- _Dataset rows_
━━━━━━━━━━━━━━━━━━━━━━━━━━━━━━
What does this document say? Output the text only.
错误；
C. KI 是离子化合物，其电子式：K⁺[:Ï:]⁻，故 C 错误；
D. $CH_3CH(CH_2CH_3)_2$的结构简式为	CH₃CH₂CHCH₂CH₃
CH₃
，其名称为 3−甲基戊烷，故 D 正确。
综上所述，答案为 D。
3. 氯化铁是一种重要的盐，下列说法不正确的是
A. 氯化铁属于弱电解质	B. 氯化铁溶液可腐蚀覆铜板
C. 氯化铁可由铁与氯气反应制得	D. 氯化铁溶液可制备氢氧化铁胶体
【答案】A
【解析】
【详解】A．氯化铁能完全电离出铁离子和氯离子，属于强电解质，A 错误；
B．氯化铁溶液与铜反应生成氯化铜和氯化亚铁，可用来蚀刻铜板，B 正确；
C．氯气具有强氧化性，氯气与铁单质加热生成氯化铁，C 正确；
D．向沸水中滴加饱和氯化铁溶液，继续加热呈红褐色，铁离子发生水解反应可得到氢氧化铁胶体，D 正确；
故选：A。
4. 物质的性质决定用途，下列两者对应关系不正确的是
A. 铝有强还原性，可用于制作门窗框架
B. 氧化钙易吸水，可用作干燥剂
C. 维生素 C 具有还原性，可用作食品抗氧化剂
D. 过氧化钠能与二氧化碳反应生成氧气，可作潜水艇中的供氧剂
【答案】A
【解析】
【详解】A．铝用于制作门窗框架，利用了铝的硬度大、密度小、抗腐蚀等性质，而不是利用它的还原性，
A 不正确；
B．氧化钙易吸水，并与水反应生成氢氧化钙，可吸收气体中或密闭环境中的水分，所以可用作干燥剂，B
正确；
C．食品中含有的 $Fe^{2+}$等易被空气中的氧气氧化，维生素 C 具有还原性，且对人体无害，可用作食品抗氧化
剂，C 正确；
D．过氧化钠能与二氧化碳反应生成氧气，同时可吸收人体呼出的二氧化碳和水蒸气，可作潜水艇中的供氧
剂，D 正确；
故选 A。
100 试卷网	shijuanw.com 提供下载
━━━━━━━━━━━━━━━━━━━━━━━━━━━━━━
- _Task to complete_
Quote all the records. Keep every word exact.

- _Solved problem_
What does this document say? Output the text only.
错误；
C. KI 是离子化合物，其电子式：K⁺[:Ï:]⁻，故 C 错误；
D. $CH_3CH(CH_2CH_3)_2$的结构简式为	CH₃CH₂CHCH₂CH₃
CH₃
，其名称为 3−甲基戊烷，故 D 正确。
综上所述，答案为 D。
3. 氯化铁是一种重要的盐，下列说法不正确的是
A. 氯化铁属于弱电解质	B. 氯化铁溶液可腐蚀覆铜板
C. 氯化铁可由铁与氯气反应制得	D. 氯化铁溶液可制备氢氧化铁胶体
【答案】A
【解析】
【详解】A．氯化铁能完全电离出铁离子和氯离子，属于强电解质，A 错误；
B．氯化铁溶液与铜反应生成氯化铜和氯化亚铁，可用来蚀刻铜板，B 正确；
C．氯气具有强氧化性，氯气与铁单质加热生成氯化铁，C 正确；
D．向沸水中滴加饱和氯化铁溶液，继续加热呈红褐色，铁离子发生水解反应可得到氢氧化铁胶体，D 正确；
故选：A。
4. 物质的性质决定用途，下列两者对应关系不正确的是
A. 铝有强还原性，可用于制作门窗框架
B. 氧化钙易吸水，可用作干燥剂
C. 维生素 C 具有还原性，可用作食品抗氧化剂
D. 过氧化钠能与二氧化碳反应生成氧气，可作潜水艇中的供氧剂
【答案】A
【解析】
【详解】A．铝用于制作门窗框架，利用了铝的硬度大、密度小、抗腐蚀等性质，而不是利用它的还原性，
A 不正确；
B．氧化钙易吸水，并与水反应生成氢氧化钙，可吸收气体中或密闭环境中的水分，所以可用作干燥剂，B
正确；
C．食品中含有的 $Fe^{2+}$等易被空气中的氧气氧化，维生素 C 具有还原性，且对人体无害，可用作食品抗氧化
剂，C 正确；
D．过氧化钠能与二氧化碳反应生成氧气，同时可吸收人体呼出的二氧化碳和水蒸气，可作潜水艇中的供氧
剂，D 正确；
故选 A。
100 试卷网	shijuanw.com 提供下载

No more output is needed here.